## EXERCISE DIRECTIONS
Could you write out the records below exactly as they appear?

+++ SUPPLIED RECORDS

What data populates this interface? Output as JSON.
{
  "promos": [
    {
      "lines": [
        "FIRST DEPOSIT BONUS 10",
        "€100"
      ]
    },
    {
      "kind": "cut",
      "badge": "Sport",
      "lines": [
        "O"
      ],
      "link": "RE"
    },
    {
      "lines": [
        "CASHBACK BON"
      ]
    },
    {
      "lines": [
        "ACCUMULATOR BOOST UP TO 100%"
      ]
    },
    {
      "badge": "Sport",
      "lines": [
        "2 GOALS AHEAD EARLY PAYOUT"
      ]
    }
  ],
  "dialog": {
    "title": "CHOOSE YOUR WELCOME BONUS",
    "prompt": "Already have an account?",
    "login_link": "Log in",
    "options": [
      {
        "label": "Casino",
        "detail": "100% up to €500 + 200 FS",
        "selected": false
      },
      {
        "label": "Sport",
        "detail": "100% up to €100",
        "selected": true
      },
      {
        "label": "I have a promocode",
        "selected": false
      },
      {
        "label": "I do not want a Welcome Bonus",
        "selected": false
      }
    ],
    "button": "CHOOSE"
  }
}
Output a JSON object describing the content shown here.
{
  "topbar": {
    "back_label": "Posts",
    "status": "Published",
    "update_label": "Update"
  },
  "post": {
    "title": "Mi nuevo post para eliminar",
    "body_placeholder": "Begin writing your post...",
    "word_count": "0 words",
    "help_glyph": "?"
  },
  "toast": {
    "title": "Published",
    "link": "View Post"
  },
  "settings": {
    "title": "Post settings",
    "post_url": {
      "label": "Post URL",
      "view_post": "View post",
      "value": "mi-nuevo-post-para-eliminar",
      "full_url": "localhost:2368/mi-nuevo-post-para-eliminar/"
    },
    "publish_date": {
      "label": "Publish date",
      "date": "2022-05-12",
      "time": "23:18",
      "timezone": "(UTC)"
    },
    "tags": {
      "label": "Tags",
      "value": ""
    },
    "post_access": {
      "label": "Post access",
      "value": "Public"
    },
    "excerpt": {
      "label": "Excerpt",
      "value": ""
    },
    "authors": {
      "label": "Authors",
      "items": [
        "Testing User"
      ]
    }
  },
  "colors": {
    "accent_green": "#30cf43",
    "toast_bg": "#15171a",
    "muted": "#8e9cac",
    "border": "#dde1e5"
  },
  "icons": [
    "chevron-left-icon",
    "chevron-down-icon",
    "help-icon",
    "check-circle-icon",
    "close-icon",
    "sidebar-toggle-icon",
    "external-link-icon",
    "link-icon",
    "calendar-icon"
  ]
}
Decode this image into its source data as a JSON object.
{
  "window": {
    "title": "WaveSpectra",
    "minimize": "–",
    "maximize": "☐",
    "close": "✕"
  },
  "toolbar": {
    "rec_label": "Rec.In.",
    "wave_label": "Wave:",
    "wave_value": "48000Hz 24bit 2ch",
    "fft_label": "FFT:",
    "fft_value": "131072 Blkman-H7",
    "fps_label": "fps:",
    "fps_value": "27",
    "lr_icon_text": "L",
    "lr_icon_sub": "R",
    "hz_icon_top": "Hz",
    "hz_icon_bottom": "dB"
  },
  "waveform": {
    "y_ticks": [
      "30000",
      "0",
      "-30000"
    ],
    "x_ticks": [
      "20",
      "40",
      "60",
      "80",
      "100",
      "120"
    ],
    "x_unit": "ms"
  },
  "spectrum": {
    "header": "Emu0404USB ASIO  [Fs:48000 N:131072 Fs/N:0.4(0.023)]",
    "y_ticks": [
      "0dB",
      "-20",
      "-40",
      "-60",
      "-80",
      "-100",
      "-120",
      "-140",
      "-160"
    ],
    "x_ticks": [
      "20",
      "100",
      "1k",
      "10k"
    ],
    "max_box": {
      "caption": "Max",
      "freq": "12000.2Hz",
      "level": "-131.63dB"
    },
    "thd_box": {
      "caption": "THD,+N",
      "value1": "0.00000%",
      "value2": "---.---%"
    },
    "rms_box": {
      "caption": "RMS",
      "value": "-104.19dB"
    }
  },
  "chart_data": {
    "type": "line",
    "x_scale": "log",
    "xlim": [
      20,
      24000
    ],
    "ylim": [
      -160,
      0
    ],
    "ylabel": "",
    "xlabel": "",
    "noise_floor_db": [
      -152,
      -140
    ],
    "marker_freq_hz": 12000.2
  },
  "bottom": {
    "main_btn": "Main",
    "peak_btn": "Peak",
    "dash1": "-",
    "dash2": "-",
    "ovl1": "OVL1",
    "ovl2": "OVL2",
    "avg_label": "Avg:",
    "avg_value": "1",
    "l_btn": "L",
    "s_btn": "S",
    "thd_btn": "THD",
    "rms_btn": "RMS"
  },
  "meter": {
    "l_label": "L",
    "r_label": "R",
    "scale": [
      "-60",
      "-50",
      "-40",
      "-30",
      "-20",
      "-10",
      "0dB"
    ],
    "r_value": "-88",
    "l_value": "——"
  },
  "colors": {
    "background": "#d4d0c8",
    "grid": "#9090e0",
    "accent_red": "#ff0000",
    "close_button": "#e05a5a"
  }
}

++++++

## SOLUTION FOR THIS TASK
What data populates this interface? Output as JSON.
{
  "promos": [
    {
      "lines": [
        "FIRST DEPOSIT BONUS 10",
        "€100"
      ]
    },
    {
      "kind": "cut",
      "badge": "Sport",
      "lines": [
        "O"
      ],
      "link": "RE"
    },
    {
      "lines": [
        "CASHBACK BON"
      ]
    },
    {
      "lines": [
        "ACCUMULATOR BOOST UP TO 100%"
      ]
    },
    {
      "badge": "Sport",
      "lines": [
        "2 GOALS AHEAD EARLY PAYOUT"
      ]
    }
  ],
  "dialog": {
    "title": "CHOOSE YOUR WELCOME BONUS",
    "prompt": "Already have an account?",
    "login_link": "Log in",
    "options": [
      {
        "label": "Casino",
        "detail": "100% up to €500 + 200 FS",
        "selected": false
      },
      {
        "label": "Sport",
        "detail": "100% up to €100",
        "selected": true
      },
      {
        "label": "I have a promocode",
        "selected": false
      },
      {
        "label": "I do not want a Welcome Bonus",
        "selected": false
      }
    ],
    "button": "CHOOSE"
  }
}
Output a JSON object describing the content shown here.
{
  "topbar": {
    "back_label": "Posts",
    "status": "Published",
    "update_label": "Update"
  },
  "post": {
    "title": "Mi nuevo post para eliminar",
    "body_placeholder": "Begin writing your post...",
    "word_count": "0 words",
    "help_glyph": "?"
  },
  "toast": {
    "title": "Published",
    "link": "View Post"
  },
  "settings": {
    "title": "Post settings",
    "post_url": {
      "label": "Post URL",
      "view_post": "View post",
      "value": "mi-nuevo-post-para-eliminar",
      "full_url": "localhost:2368/mi-nuevo-post-para-eliminar/"
    },
    "publish_date": {
      "label": "Publish date",
      "date": "2022-05-12",
      "time": "23:18",
      "timezone": "(UTC)"
    },
    "tags": {
      "label": "Tags",
      "value": ""
    },
    "post_access": {
      "label": "Post access",
      "value": "Public"
    },
    "excerpt": {
      "label": "Excerpt",
      "value": ""
    },
    "authors": {
      "label": "Authors",
      "items": [
        "Testing User"
      ]
    }
  },
  "colors": {
    "accent_green": "#30cf43",
    "toast_bg": "#15171a",
    "muted": "#8e9cac",
    "border": "#dde1e5"
  },
  "icons": [
    "chevron-left-icon",
    "chevron-down-icon",
    "help-icon",
    "check-circle-icon",
    "close-icon",
    "sidebar-toggle-icon",
    "external-link-icon",
    "link-icon",
    "calendar-icon"
  ]
}
Decode this image into its source data as a JSON object.
{
  "window": {
    "title": "WaveSpectra",
    "minimize": "–",
    "maximize": "☐",
    "close": "✕"
  },
  "toolbar": {
    "rec_label": "Rec.In.",
    "wave_label": "Wave:",
    "wave_value": "48000Hz 24bit 2ch",
    "fft_label": "FFT:",
    "fft_value": "131072 Blkman-H7",
    "fps_label": "fps:",
    "fps_value": "27",
    "lr_icon_text": "L",
    "lr_icon_sub": "R",
    "hz_icon_top": "Hz",
    "hz_icon_bottom": "dB"
  },
  "waveform": {
    "y_ticks": [
      "30000",
      "0",
      "-30000"
    ],
    "x_ticks": [
      "20",
      "40",
      "60",
      "80",
      "100",
      "120"
    ],
    "x_unit": "ms"
  },
  "spectrum": {
    "header": "Emu0404USB ASIO  [Fs:48000 N:131072 Fs/N:0.4(0.023)]",
    "y_ticks": [
      "0dB",
      "-20",
      "-40",
      "-60",
      "-80",
      "-100",
      "-120",
      "-140",
      "-160"
    ],
    "x_ticks": [
      "20",
      "100",
      "1k",
      "10k"
    ],
    "max_box": {
      "caption": "Max",
      "freq": "12000.2Hz",
      "level": "-131.63dB"
    },
    "thd_box": {
      "caption": "THD,+N",
      "value1": "0.00000%",
      "value2": "---.---%"
    },
    "rms_box": {
      "caption": "RMS",
      "value": "-104.19dB"
    }
  },
  "chart_data": {
    "type": "line",
    "x_scale": "log",
    "xlim": [
      20,
      24000
    ],
    "ylim": [
      -160,
      0
    ],
    "ylabel": "",
    "xlabel": "",
    "noise_floor_db": [
      -152,
      -140
    ],
    "marker_freq_hz": 12000.2
  },
  "bottom": {
    "main_btn": "Main",
    "peak_btn": "Peak",
    "dash1": "-",
    "dash2": "-",
    "ovl1": "OVL1",
    "ovl2": "OVL2",
    "avg_label": "Avg:",
    "avg_value": "1",
    "l_btn": "L",
    "s_btn": "S",
    "thd_btn": "THD",
    "rms_btn": "RMS"
  },
  "meter": {
    "l_label": "L",
    "r_label": "R",
    "scale": [
      "-60",
      "-50",
      "-40",
      "-30",
      "-20",
      "-10",
      "0dB"
    ],
    "r_value": "-88",
    "l_value": "——"
  },
  "colors": {
    "background": "#d4d0c8",
    "grid": "#9090e0",
    "accent_red": "#ff0000",
    "close_button": "#e05a5a"
  }
}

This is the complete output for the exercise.